_EXERCISE SET_:
- a) In the report on the western Kansas tornadoes, which office sent the assessment teams that were surveying damage and tornado tracks on Friday?
- b) Pick up the report on the western Kansas tornadoes after its final sentence and keep writing it.

_TEXT TO READ_:
Eleven tornadoes were reported in rural sections of western Kansas on Thursday afternoon, including one seven miles east-southeast of Kendall that witnesses described as a mile wide.
No damage was initially reported. Another wedge-shaped tornado was reported west of Friend in Finney County, and witnesses say it may have had a satellite tornado rotating around it at one point.
A tornado struck a farmstead four miles south of Scott City on Thursday evening, authorities said, damaging a barn and several grain bins. Two bins were reported destroyed and the barn partially collapsed, with a section of the roof torn off. Trees and powerlines on the farmstead were knocked down.
Assessment teams from the Dodge City bureau of the National Weather Service were still surveying damage and tornado tracks Friday. The tornadoes were the first of the year for western Kansas.

_DATASET EXCERPTS_:
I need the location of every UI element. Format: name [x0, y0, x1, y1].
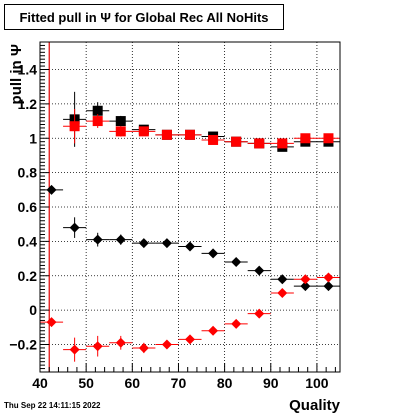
series-layer — [40, 91, 340, 362]
data-point-diamond — [115, 337, 126, 348]
y-tick-label: 0.8 — [18, 165, 38, 181]
data-point-diamond — [138, 238, 149, 249]
chart-title-box: Fitted pull in Ψ for Global Rec All NoHi… — [4, 4, 284, 30]
data-point-diamond — [231, 257, 242, 267]
data-point-diamond — [92, 341, 103, 352]
series-2 — [63, 109, 340, 149]
y-tick-label: −0.2 — [9, 337, 37, 353]
data-point-diamond — [185, 334, 195, 345]
axis-ticks — [39, 44, 336, 372]
data-point-square — [92, 105, 103, 116]
data-point-diamond — [323, 272, 334, 283]
x-tick-label: 90 — [263, 375, 279, 391]
data-point-square — [115, 126, 126, 137]
data-point-diamond — [277, 287, 288, 298]
data-point-diamond — [254, 308, 265, 319]
x-tick-label: 100 — [305, 375, 329, 391]
data-point-diamond — [161, 238, 172, 249]
series-4 — [40, 272, 340, 362]
data-point-square — [115, 116, 126, 127]
data-point-diamond — [300, 281, 311, 292]
x-tick-label: 50 — [78, 375, 94, 391]
datestamp: Thu Sep 22 14:11:15 2022 — [4, 401, 101, 410]
data-point-diamond — [69, 222, 80, 233]
y-tick-label: 0 — [29, 302, 37, 318]
data-point-diamond — [208, 325, 219, 336]
y-axis-title: pull in Ψ — [8, 44, 25, 104]
data-point-square — [185, 129, 195, 140]
data-point-diamond — [254, 265, 265, 276]
series-1 — [63, 91, 340, 152]
data-point-square — [92, 116, 103, 127]
data-point-diamond — [115, 234, 126, 245]
y-tick-label: 0.6 — [18, 199, 38, 215]
series-3 — [40, 184, 340, 292]
grid — [39, 42, 340, 372]
data-point-square — [323, 133, 334, 144]
data-point-diamond — [277, 274, 288, 285]
data-point-diamond — [46, 317, 57, 328]
data-point-diamond — [323, 281, 334, 292]
data-point-diamond — [208, 248, 219, 259]
y-tick-label: 1.2 — [18, 96, 38, 112]
data-point-square — [138, 126, 149, 137]
tick-labels: 40 50 60 70 80 90 100 −0.2 0 0.2 0.4 0.6 0.8 1 1.2 1.4 — [9, 62, 328, 392]
y-tick-label: 0.4 — [18, 233, 38, 249]
data-point-square — [277, 138, 288, 149]
x-tick-label: 60 — [125, 375, 141, 391]
data-point-square — [300, 133, 311, 144]
y-tick-label: 0.2 — [18, 268, 38, 284]
chart-title: Fitted pull in Ψ for Global Rec All NoHi… — [19, 10, 269, 25]
data-point-square — [208, 134, 219, 145]
data-point-diamond — [46, 184, 57, 195]
data-point-diamond — [69, 344, 80, 355]
data-point-square — [254, 138, 265, 149]
x-tick-label: 40 — [32, 375, 48, 391]
data-point-square — [231, 136, 242, 147]
data-point-square — [161, 129, 172, 140]
x-tick-label: 70 — [171, 375, 187, 391]
y-tick-label: 1 — [29, 130, 37, 146]
data-point-diamond — [138, 342, 149, 353]
data-point-diamond — [300, 274, 311, 285]
data-point-diamond — [161, 339, 172, 350]
data-point-diamond — [92, 234, 103, 245]
data-point-diamond — [231, 318, 242, 329]
x-tick-label: 80 — [217, 375, 233, 391]
data-point-square — [69, 121, 80, 132]
x-axis-title: Quality — [289, 397, 341, 414]
y-tick-label: 1.4 — [18, 62, 38, 78]
data-point-diamond — [185, 241, 195, 252]
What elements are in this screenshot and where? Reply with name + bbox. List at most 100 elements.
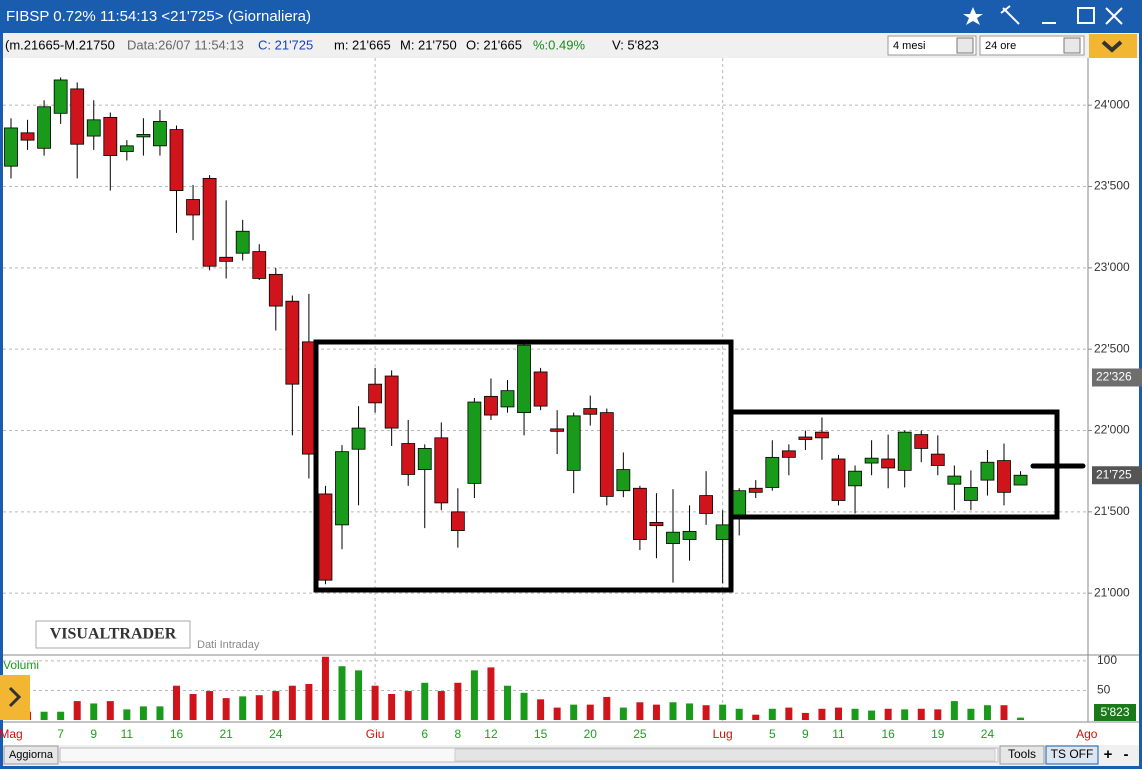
volume-bar xyxy=(702,705,710,720)
candle-body xyxy=(715,524,730,540)
info-item: M: 21'750 xyxy=(400,37,457,52)
volume-toggle[interactable] xyxy=(0,675,30,720)
window-controls[interactable] xyxy=(963,5,1123,25)
period-arrow[interactable] xyxy=(956,37,974,54)
candle-body xyxy=(980,461,995,481)
volume-bar xyxy=(553,707,561,720)
candle-body xyxy=(484,395,498,416)
info-item: Data:26/07 11:54:13 xyxy=(127,37,244,52)
x-tick-label: 6 xyxy=(421,727,428,741)
candle-body xyxy=(848,470,862,487)
candle-body xyxy=(169,129,184,191)
volume-bar xyxy=(735,708,743,720)
x-tick-label: Mag xyxy=(0,727,23,741)
logo-box xyxy=(35,620,191,649)
candle-body xyxy=(914,434,929,449)
volume-bar xyxy=(189,694,197,720)
candle-body xyxy=(467,401,482,484)
candle-body xyxy=(798,436,813,440)
ts-button[interactable] xyxy=(1045,745,1099,765)
volume-bar xyxy=(570,704,578,720)
refresh-label[interactable]: Aggiorna xyxy=(9,749,54,761)
candle-body xyxy=(368,383,383,404)
y-tick-label: 21'500 xyxy=(1094,504,1130,518)
candle-body xyxy=(748,487,763,493)
candle-body xyxy=(964,487,978,501)
info-item: V: 5'823 xyxy=(612,37,659,52)
volume-bar xyxy=(619,707,627,720)
session-select[interactable] xyxy=(979,35,1085,56)
candle-body xyxy=(831,458,846,501)
candle-body xyxy=(186,199,200,216)
period-value[interactable]: 4 mesi xyxy=(893,40,925,52)
refresh-button[interactable] xyxy=(3,745,59,765)
candle-body xyxy=(781,450,796,458)
volume-last-box xyxy=(1094,704,1136,721)
candle-body xyxy=(235,230,250,254)
ts-label[interactable]: TS OFF xyxy=(1051,747,1094,761)
x-tick-label: 5 xyxy=(769,727,776,741)
candle-body xyxy=(500,390,515,408)
price-marker-label: 21'725 xyxy=(1096,467,1132,481)
info-items: (m.21665-M.21750 Data:26/07 11:54:13 C: 21… xyxy=(5,37,659,52)
candle-body xyxy=(351,427,366,450)
period-select[interactable] xyxy=(887,35,977,56)
volume-bar xyxy=(355,670,363,720)
tools-button[interactable] xyxy=(999,745,1045,765)
x-tick-label: 24 xyxy=(269,727,283,741)
candle-body xyxy=(335,451,349,526)
volume-bar xyxy=(106,701,114,720)
scroll-thumb[interactable] xyxy=(454,748,996,762)
volume-last: 5'823 xyxy=(1101,705,1130,719)
info-item: m: 21'665 xyxy=(334,37,391,52)
candle-body xyxy=(136,134,151,138)
tools-label[interactable]: Tools xyxy=(1008,747,1036,761)
volume-bar xyxy=(454,682,462,720)
info-item: (m.21665-M.21750 xyxy=(5,37,115,52)
x-tick-label: 25 xyxy=(633,727,647,741)
candle-body xyxy=(70,88,85,145)
volume-bar xyxy=(752,714,760,720)
volume-bar xyxy=(586,704,594,720)
volume-bar xyxy=(603,696,611,720)
x-tick-label: 20 xyxy=(584,727,598,741)
candle-body xyxy=(583,408,598,415)
volume-bar xyxy=(156,706,164,720)
candle-body xyxy=(666,531,680,544)
session-arrow[interactable] xyxy=(1063,37,1081,54)
volume-bar xyxy=(983,705,991,720)
volume-bar xyxy=(206,691,214,720)
volume-bar xyxy=(388,694,396,720)
x-tick-label: 24 xyxy=(981,727,995,741)
candle-body xyxy=(268,273,283,307)
x-tick-label: 11 xyxy=(121,727,134,741)
candle-body xyxy=(4,127,18,167)
candle-body xyxy=(566,415,581,471)
menu-button[interactable] xyxy=(1089,34,1137,58)
x-tick-label: 12 xyxy=(484,727,498,741)
volume-bar xyxy=(437,691,445,720)
y-tick-label: 23'000 xyxy=(1094,260,1130,274)
x-tick-label: Ago xyxy=(1076,727,1098,741)
panel-title: Volumi xyxy=(3,658,39,672)
x-tick-label: 21 xyxy=(219,727,233,741)
session-value[interactable]: 24 ore xyxy=(985,40,1016,52)
volume-bar xyxy=(305,683,313,720)
window-title: FIBSP 0.72% 11:54:13 <21'725> (Giornalie… xyxy=(6,8,311,25)
info-item: %:0.49% xyxy=(533,37,585,52)
volume-bar xyxy=(404,691,412,720)
candle-body xyxy=(864,457,879,464)
volume-bar xyxy=(272,691,280,720)
zoom-out[interactable]: - xyxy=(1124,746,1129,763)
candle-body xyxy=(53,79,68,114)
volume-bar xyxy=(504,685,511,720)
x-tick-label: 15 xyxy=(534,727,548,741)
volume-bar xyxy=(1000,705,1008,720)
volume-bar xyxy=(901,709,909,720)
logo-note: Dati Intraday xyxy=(197,639,260,651)
volume-bar xyxy=(520,692,528,720)
zoom-in[interactable]: + xyxy=(1104,746,1113,763)
volume-bar xyxy=(801,712,809,720)
y-tick-label: 22'500 xyxy=(1094,341,1130,355)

_TASK-BY-TASK RESULTS_:
- a) The Dodge City bureau of the National Weather Service.

- b)
"It was just a couple of tornadic storms, but they kept us hopping," meteorologist Matt Gerard said.
Baseball-size hail was reported five miles west of Lakin in Kearny County, and large hail broke windows in Stanton County.
At least some of the 37 tornado reports collected by the National Oceanic and Atmospheric Administration's Storm Prediction Center could be multiple reports of the same tornado.
Only 79 tornadoes had been reported nationwide throughout the entire country as of April 15, according to the Storm Prediction Center.